**PROBLEM TO SOLVE**
Find all the lines with "JSON" and gather them.

+ + + +

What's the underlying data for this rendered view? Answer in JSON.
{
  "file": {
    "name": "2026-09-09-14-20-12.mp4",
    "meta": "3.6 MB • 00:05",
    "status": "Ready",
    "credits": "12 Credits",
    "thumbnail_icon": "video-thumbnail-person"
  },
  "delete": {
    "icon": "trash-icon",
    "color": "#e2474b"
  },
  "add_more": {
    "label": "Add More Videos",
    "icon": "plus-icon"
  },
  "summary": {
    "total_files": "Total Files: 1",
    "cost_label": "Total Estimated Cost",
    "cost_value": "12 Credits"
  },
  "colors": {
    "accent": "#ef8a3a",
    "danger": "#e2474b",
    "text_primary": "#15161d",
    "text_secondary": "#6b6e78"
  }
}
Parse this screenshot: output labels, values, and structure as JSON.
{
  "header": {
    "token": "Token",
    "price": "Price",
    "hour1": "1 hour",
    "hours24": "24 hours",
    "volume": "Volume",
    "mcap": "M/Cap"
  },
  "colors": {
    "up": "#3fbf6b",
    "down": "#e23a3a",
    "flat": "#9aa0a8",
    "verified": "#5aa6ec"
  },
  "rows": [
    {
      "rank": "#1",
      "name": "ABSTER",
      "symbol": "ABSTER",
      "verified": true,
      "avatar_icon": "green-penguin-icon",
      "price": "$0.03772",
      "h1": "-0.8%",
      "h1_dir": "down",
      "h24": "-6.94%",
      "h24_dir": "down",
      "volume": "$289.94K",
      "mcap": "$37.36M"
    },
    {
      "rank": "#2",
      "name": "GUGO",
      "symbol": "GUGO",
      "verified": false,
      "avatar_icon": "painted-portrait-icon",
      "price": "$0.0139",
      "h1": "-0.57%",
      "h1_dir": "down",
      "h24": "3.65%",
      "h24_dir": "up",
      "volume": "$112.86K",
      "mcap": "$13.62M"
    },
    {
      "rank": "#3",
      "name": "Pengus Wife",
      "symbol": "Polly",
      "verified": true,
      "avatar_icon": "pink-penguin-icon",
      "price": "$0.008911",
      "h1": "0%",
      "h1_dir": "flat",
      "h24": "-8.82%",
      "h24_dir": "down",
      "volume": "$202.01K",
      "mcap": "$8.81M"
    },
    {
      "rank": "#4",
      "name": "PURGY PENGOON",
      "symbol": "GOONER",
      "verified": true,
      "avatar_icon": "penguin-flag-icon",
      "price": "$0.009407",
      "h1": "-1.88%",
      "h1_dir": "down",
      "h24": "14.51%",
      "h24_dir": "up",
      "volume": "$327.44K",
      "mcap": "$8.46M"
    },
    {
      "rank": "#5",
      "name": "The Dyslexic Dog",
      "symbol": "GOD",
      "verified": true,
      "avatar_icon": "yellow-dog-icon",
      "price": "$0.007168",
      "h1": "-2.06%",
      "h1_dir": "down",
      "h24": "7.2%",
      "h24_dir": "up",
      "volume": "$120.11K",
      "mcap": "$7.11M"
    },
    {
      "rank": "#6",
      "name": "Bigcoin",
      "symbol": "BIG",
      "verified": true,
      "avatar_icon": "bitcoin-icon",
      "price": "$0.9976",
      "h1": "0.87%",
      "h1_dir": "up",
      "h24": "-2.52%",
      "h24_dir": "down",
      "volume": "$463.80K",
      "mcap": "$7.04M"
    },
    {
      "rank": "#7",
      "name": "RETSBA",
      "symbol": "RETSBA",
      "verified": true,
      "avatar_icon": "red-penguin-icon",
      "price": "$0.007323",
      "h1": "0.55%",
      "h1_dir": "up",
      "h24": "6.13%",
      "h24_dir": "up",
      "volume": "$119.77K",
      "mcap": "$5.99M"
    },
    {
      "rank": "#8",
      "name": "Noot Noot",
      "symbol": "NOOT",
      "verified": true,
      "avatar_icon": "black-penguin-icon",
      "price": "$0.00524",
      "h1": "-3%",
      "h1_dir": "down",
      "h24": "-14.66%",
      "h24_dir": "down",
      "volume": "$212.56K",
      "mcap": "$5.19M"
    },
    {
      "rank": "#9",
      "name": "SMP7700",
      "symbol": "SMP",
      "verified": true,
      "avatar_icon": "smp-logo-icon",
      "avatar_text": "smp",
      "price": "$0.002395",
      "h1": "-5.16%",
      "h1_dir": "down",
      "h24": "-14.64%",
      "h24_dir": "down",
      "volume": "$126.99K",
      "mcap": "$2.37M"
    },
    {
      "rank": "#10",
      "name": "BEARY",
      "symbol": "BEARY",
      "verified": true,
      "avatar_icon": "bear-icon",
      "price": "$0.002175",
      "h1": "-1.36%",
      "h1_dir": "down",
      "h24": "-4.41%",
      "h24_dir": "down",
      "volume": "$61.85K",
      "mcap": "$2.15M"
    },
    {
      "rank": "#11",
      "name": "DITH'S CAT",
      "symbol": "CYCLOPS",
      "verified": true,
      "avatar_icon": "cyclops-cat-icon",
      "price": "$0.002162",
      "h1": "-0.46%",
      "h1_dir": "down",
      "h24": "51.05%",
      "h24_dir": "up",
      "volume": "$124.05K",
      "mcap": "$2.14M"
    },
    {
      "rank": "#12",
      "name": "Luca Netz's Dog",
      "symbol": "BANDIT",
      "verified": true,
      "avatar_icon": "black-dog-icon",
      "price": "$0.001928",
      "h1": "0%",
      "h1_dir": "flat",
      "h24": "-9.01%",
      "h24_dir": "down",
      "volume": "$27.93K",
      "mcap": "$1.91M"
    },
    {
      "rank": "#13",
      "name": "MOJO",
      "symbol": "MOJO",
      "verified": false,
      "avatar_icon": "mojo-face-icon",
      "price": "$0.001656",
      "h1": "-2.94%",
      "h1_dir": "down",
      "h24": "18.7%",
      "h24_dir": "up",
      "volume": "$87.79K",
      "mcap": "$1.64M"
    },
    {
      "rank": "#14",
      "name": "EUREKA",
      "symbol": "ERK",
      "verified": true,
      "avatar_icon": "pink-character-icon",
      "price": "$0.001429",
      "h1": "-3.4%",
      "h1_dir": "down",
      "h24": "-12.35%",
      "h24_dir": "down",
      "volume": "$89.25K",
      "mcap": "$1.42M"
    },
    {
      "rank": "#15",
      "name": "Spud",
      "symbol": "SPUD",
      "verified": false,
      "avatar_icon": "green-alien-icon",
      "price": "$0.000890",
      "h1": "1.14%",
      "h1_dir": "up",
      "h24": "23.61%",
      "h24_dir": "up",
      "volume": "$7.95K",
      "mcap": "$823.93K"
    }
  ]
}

+ + + +

**EXERCISE OUTPUT**
What's the underlying data for this rendered view? Answer in JSON.
Parse this screenshot: output labels, values, and structure as JSON.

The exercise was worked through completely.